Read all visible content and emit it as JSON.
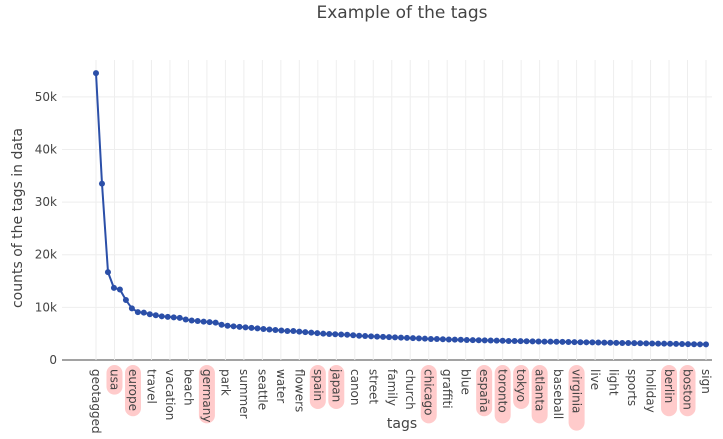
{
  "chart_data": {
    "type": "line",
    "title": "Example of the tags",
    "xlabel": "tags",
    "ylabel": "counts of the tags in data",
    "ylim": [
      0,
      57000
    ],
    "yticks": [
      0,
      10000,
      20000,
      30000,
      40000,
      50000
    ],
    "ytick_labels": [
      "0",
      "10k",
      "20k",
      "30k",
      "40k",
      "50k"
    ],
    "line_color": "#2b4fa8",
    "highlight_color": "#ff6b6b",
    "labeled_tags": [
      "geotagged",
      "usa",
      "europe",
      "travel",
      "vacation",
      "beach",
      "germany",
      "park",
      "summer",
      "seattle",
      "water",
      "flowers",
      "spain",
      "japan",
      "canon",
      "street",
      "family",
      "church",
      "chicago",
      "graffiti",
      "blue",
      "españa",
      "toronto",
      "tokyo",
      "atlanta",
      "baseball",
      "virginia",
      "live",
      "light",
      "sports",
      "holiday",
      "berlin",
      "boston",
      "sign"
    ],
    "highlighted_tags": [
      "usa",
      "europe",
      "germany",
      "spain",
      "japan",
      "chicago",
      "españa",
      "toronto",
      "tokyo",
      "atlanta",
      "virginia",
      "berlin",
      "boston"
    ],
    "values": [
      54500,
      33500,
      16700,
      13700,
      13400,
      11400,
      9800,
      9100,
      9000,
      8700,
      8500,
      8300,
      8200,
      8100,
      8000,
      7700,
      7500,
      7400,
      7300,
      7200,
      7100,
      6700,
      6500,
      6400,
      6300,
      6200,
      6100,
      6000,
      5900,
      5800,
      5700,
      5600,
      5500,
      5500,
      5400,
      5300,
      5200,
      5100,
      5000,
      4950,
      4900,
      4850,
      4800,
      4700,
      4600,
      4550,
      4500,
      4450,
      4400,
      4350,
      4300,
      4250,
      4200,
      4150,
      4100,
      4050,
      4000,
      3980,
      3950,
      3900,
      3870,
      3840,
      3810,
      3780,
      3750,
      3720,
      3700,
      3680,
      3650,
      3620,
      3600,
      3580,
      3560,
      3540,
      3520,
      3500,
      3480,
      3460,
      3440,
      3420,
      3400,
      3380,
      3360,
      3340,
      3320,
      3300,
      3280,
      3260,
      3240,
      3220,
      3200,
      3180,
      3160,
      3140,
      3120,
      3100,
      3080,
      3060,
      3040,
      3020,
      3000,
      2980,
      2960
    ]
  }
}
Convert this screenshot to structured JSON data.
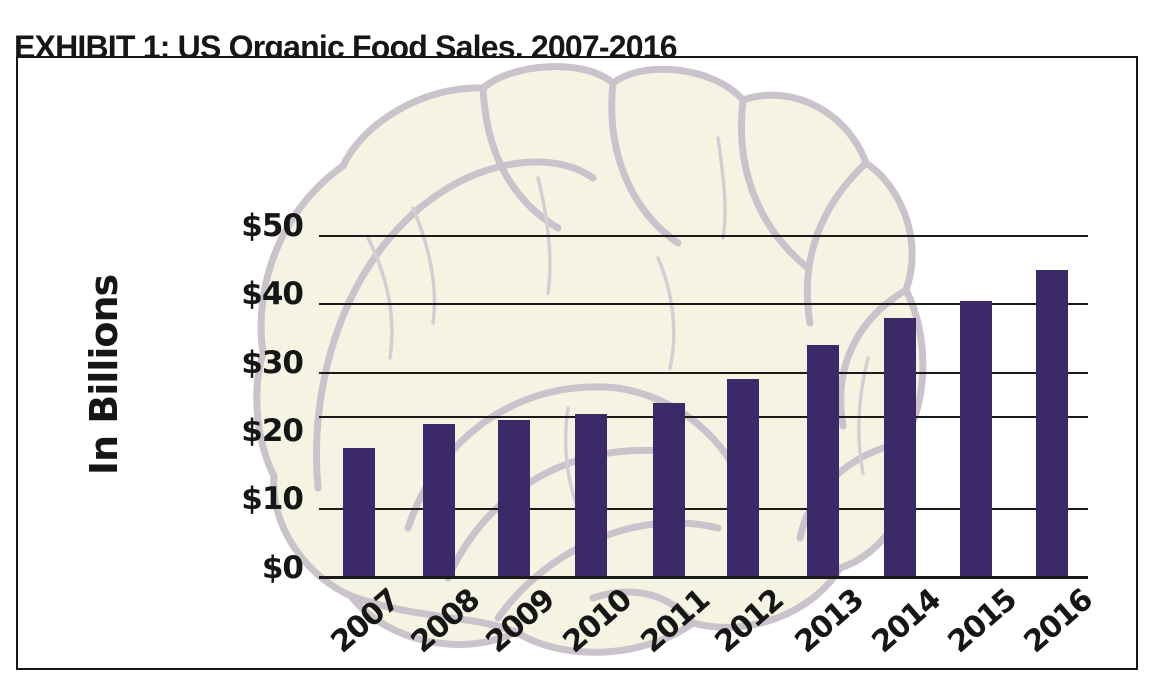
{
  "page": {
    "heading": "EXHIBIT 1: US Organic Food Sales, 2007-2016"
  },
  "chart_data": {
    "type": "bar",
    "title": "EXHIBIT 1: US Organic Food Sales, 2007-2016",
    "ylabel": "In Billions",
    "xlabel": "",
    "unit": "USD billions",
    "categories": [
      "2007",
      "2008",
      "2009",
      "2010",
      "2011",
      "2012",
      "2013",
      "2014",
      "2015",
      "2016"
    ],
    "values": [
      19,
      22.5,
      23,
      24,
      25.5,
      29,
      34,
      38,
      40.5,
      45
    ],
    "yticks": [
      {
        "label": "$50",
        "value": 50
      },
      {
        "label": "$40",
        "value": 40
      },
      {
        "label": "$30",
        "value": 30
      },
      {
        "label": "$20",
        "value": 20
      },
      {
        "label": "$10",
        "value": 10
      },
      {
        "label": "$0",
        "value": 0
      }
    ],
    "ylim": [
      0,
      50
    ],
    "grid": "horizontal",
    "legend": "none",
    "watermark": "lettuce line-drawing illustration"
  },
  "colors": {
    "bar": "#3b2a67",
    "ink": "#161616",
    "grid_line": "#1a1a1a",
    "background": "#ffffff",
    "watermark_fill": "#f5f4e2",
    "watermark_stroke": "#cbc3cb",
    "watermark_stroke_thin": "#d4cdd3"
  }
}
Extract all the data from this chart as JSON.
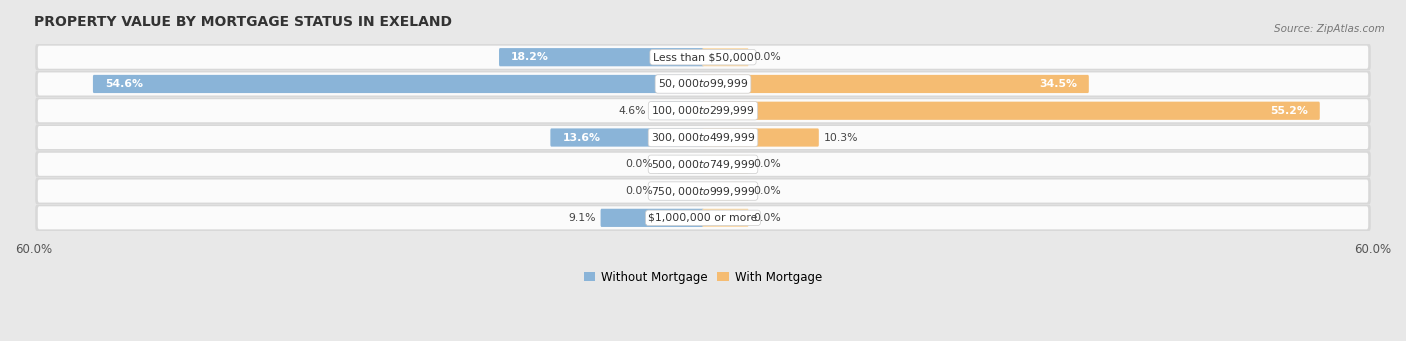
{
  "title": "PROPERTY VALUE BY MORTGAGE STATUS IN EXELAND",
  "source": "Source: ZipAtlas.com",
  "categories": [
    "Less than $50,000",
    "$50,000 to $99,999",
    "$100,000 to $299,999",
    "$300,000 to $499,999",
    "$500,000 to $749,999",
    "$750,000 to $999,999",
    "$1,000,000 or more"
  ],
  "without_mortgage": [
    18.2,
    54.6,
    4.6,
    13.6,
    0.0,
    0.0,
    9.1
  ],
  "with_mortgage": [
    0.0,
    34.5,
    55.2,
    10.3,
    0.0,
    0.0,
    0.0
  ],
  "xlim": 60.0,
  "bar_color_left": "#8ab4d8",
  "bar_color_right": "#f5bc72",
  "bar_color_left_pale": "#c5d9ee",
  "bar_color_right_pale": "#fad9a8",
  "bg_color": "#e8e8e8",
  "title_fontsize": 10,
  "label_fontsize": 7.8,
  "value_fontsize": 7.8,
  "legend_fontsize": 8.5,
  "axis_label_fontsize": 8.5
}
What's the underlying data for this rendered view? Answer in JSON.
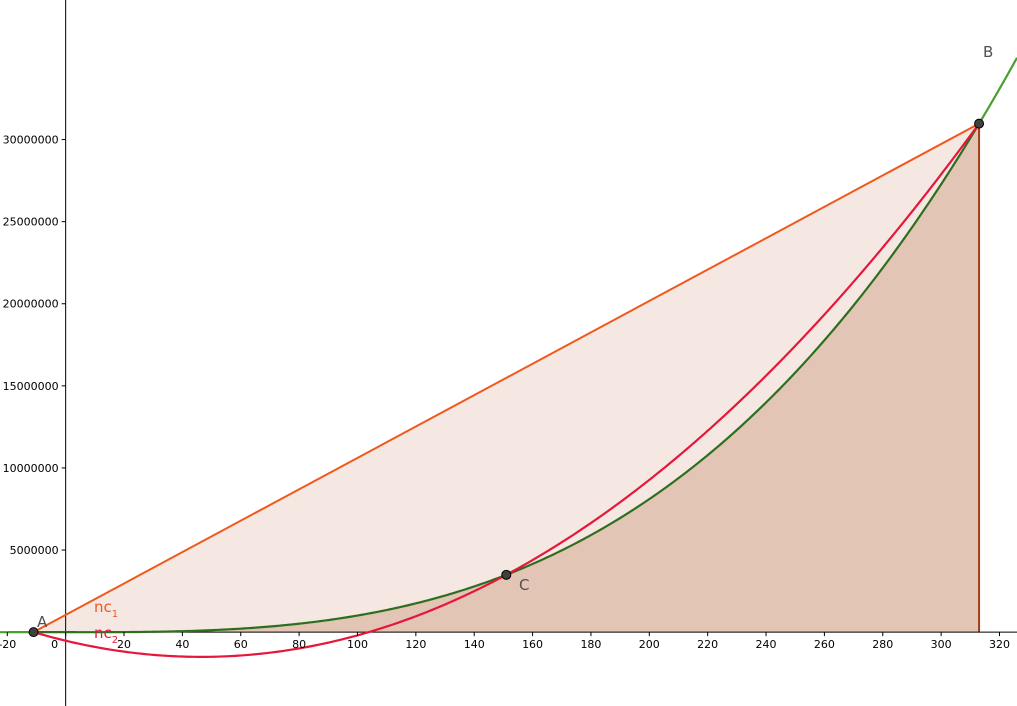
{
  "chart_data": {
    "type": "line",
    "title": "",
    "xlabel": "",
    "ylabel": "",
    "xlim": [
      -22.5,
      326
    ],
    "ylim": [
      -4500000,
      38500000
    ],
    "x_ticks": [
      -20,
      0,
      20,
      40,
      60,
      80,
      100,
      120,
      140,
      160,
      180,
      200,
      220,
      240,
      260,
      280,
      300,
      320
    ],
    "x_tick_labels": [
      "-20",
      "0",
      "20",
      "40",
      "60",
      "80",
      "100",
      "120",
      "140",
      "160",
      "180",
      "200",
      "220",
      "240",
      "260",
      "280",
      "300",
      "320"
    ],
    "y_ticks": [
      5000000,
      10000000,
      15000000,
      20000000,
      25000000,
      30000000
    ],
    "y_tick_labels": [
      "5000000",
      "10000000",
      "15000000",
      "20000000",
      "25000000",
      "30000000"
    ],
    "grid": false,
    "colors": {
      "cubic": "#2e6f1e",
      "cubic_ext": "#49a02c",
      "chord": "#f0581c",
      "parabola": "#e5173a",
      "point": "#404040",
      "region_light": "#f5e8e3",
      "region_dark": "#e3c5b6",
      "region_edge": "#a0401a",
      "label_gray": "#505050"
    },
    "points": [
      {
        "label": "A",
        "x": -11,
        "y": 0
      },
      {
        "label": "B",
        "x": 313,
        "y": 30970000
      },
      {
        "label": "C",
        "x": 151,
        "y": 3490000
      }
    ],
    "series": [
      {
        "name": "cubic",
        "kind": "cubic",
        "coef": [
          1,
          -0.006,
          -2e-05,
          0.0
        ],
        "domain": [
          -22.5,
          326
        ]
      },
      {
        "name": "nc1",
        "kind": "line",
        "from": [
          -11,
          0
        ],
        "to": [
          313,
          30970000
        ]
      },
      {
        "name": "nc2",
        "kind": "parabola",
        "vertex": [
          47,
          -1490000
        ],
        "through": [
          -11,
          0
        ],
        "domain": [
          -11,
          313
        ]
      }
    ],
    "labels": {
      "A": "A",
      "B": "B",
      "C": "C",
      "nc1": "nc",
      "nc1_sub": "1",
      "nc2": "nc",
      "nc2_sub": "2"
    }
  }
}
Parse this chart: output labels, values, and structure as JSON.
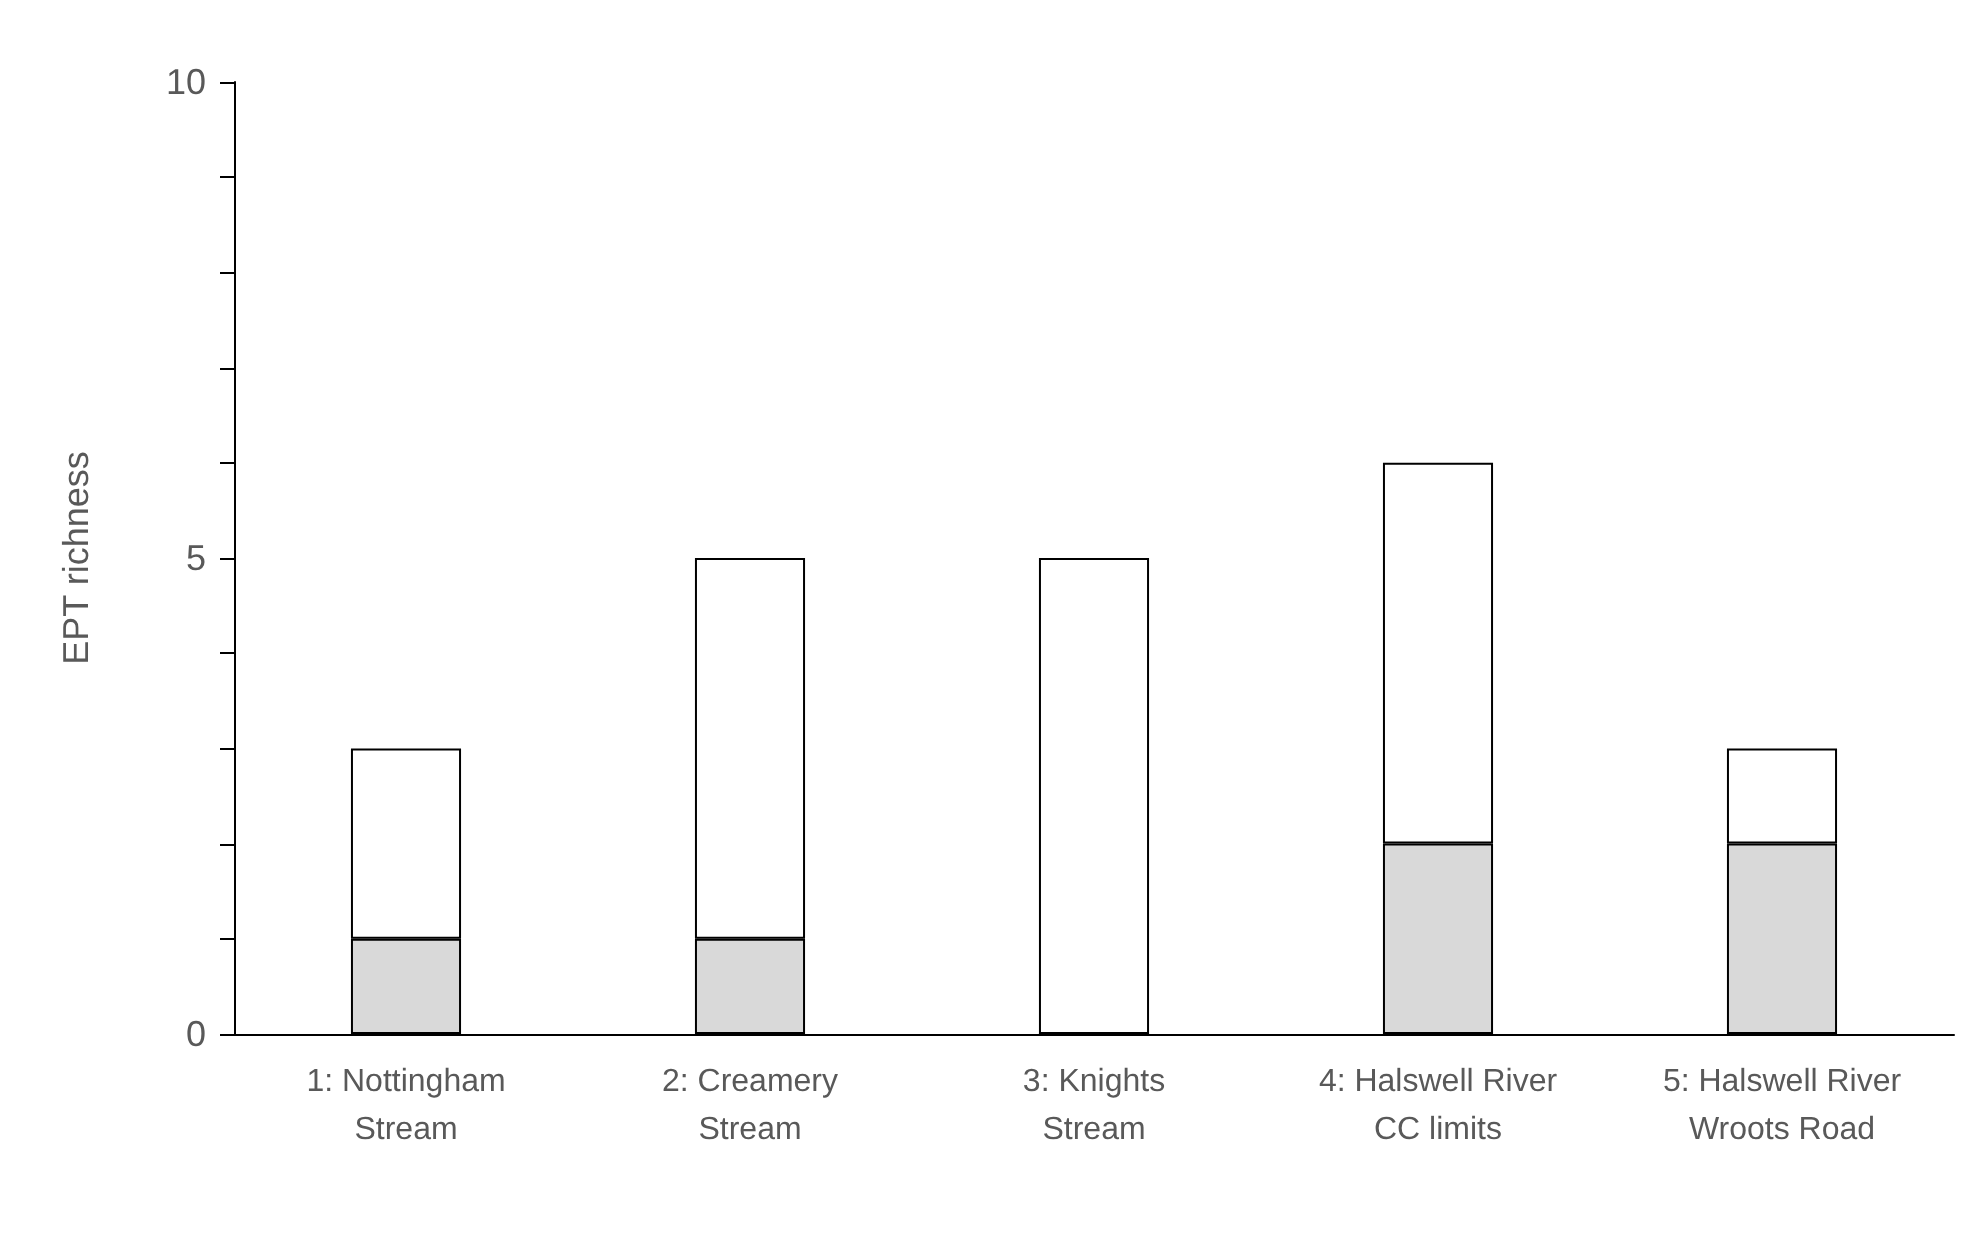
{
  "chart_data": {
    "type": "bar",
    "stacked": true,
    "ylabel": "EPT richness",
    "categories": [
      "1: Nottingham\nStream",
      "2: Creamery\nStream",
      "3: Knights\nStream",
      "4: Halswell River\nCC limits",
      "5: Halswell River\nWroots Road"
    ],
    "series": [
      {
        "color": "#d9d9d9",
        "values": [
          1,
          1,
          0,
          2,
          2
        ]
      },
      {
        "color": "#ffffff",
        "values": [
          2,
          4,
          5,
          4,
          1
        ]
      }
    ],
    "ylim": [
      0,
      10
    ],
    "yticks": [
      0,
      {
        "value": 1,
        "label": null
      },
      {
        "value": 2,
        "label": null
      },
      {
        "value": 3,
        "label": null
      },
      {
        "value": 4,
        "label": null
      },
      5,
      {
        "value": 6,
        "label": null
      },
      {
        "value": 7,
        "label": null
      },
      {
        "value": 8,
        "label": null
      },
      {
        "value": 9,
        "label": null
      },
      10
    ],
    "grid": false
  }
}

----------------------------------------

Aim:
Your task is to copy word for word the lines from the line containing "Parse this chart: output" to the end of the listing, both included, and to drop any pictures.

Solution:
Parse this chart: output labels, values, and structure as JSON.
{
  "chart_data": {
    "type": "bar",
    "stacked": true,
    "ylabel": "EPT richness",
    "categories": [
      "1: Nottingham\nStream",
      "2: Creamery\nStream",
      "3: Knights\nStream",
      "4: Halswell River\nCC limits",
      "5: Halswell River\nWroots Road"
    ],
    "series": [
      {
        "color": "#d9d9d9",
        "values": [
          1,
          1,
          0,
          2,
          2
        ]
      },
      {
        "color": "#ffffff",
        "values": [
          2,
          4,
          5,
          4,
          1
        ]
      }
    ],
    "ylim": [
      0,
      10
    ],
    "yticks": [
      0,
      {
        "value": 1,
        "label": null
      },
      {
        "value": 2,
        "label": null
      },
      {
        "value": 3,
        "label": null
      },
      {
        "value": 4,
        "label": null
      },
      5,
      {
        "value": 6,
        "label": null
      },
      {
        "value": 7,
        "label": null
      },
      {
        "value": 8,
        "label": null
      },
      {
        "value": 9,
        "label": null
      },
      10
    ],
    "grid": false
  }
}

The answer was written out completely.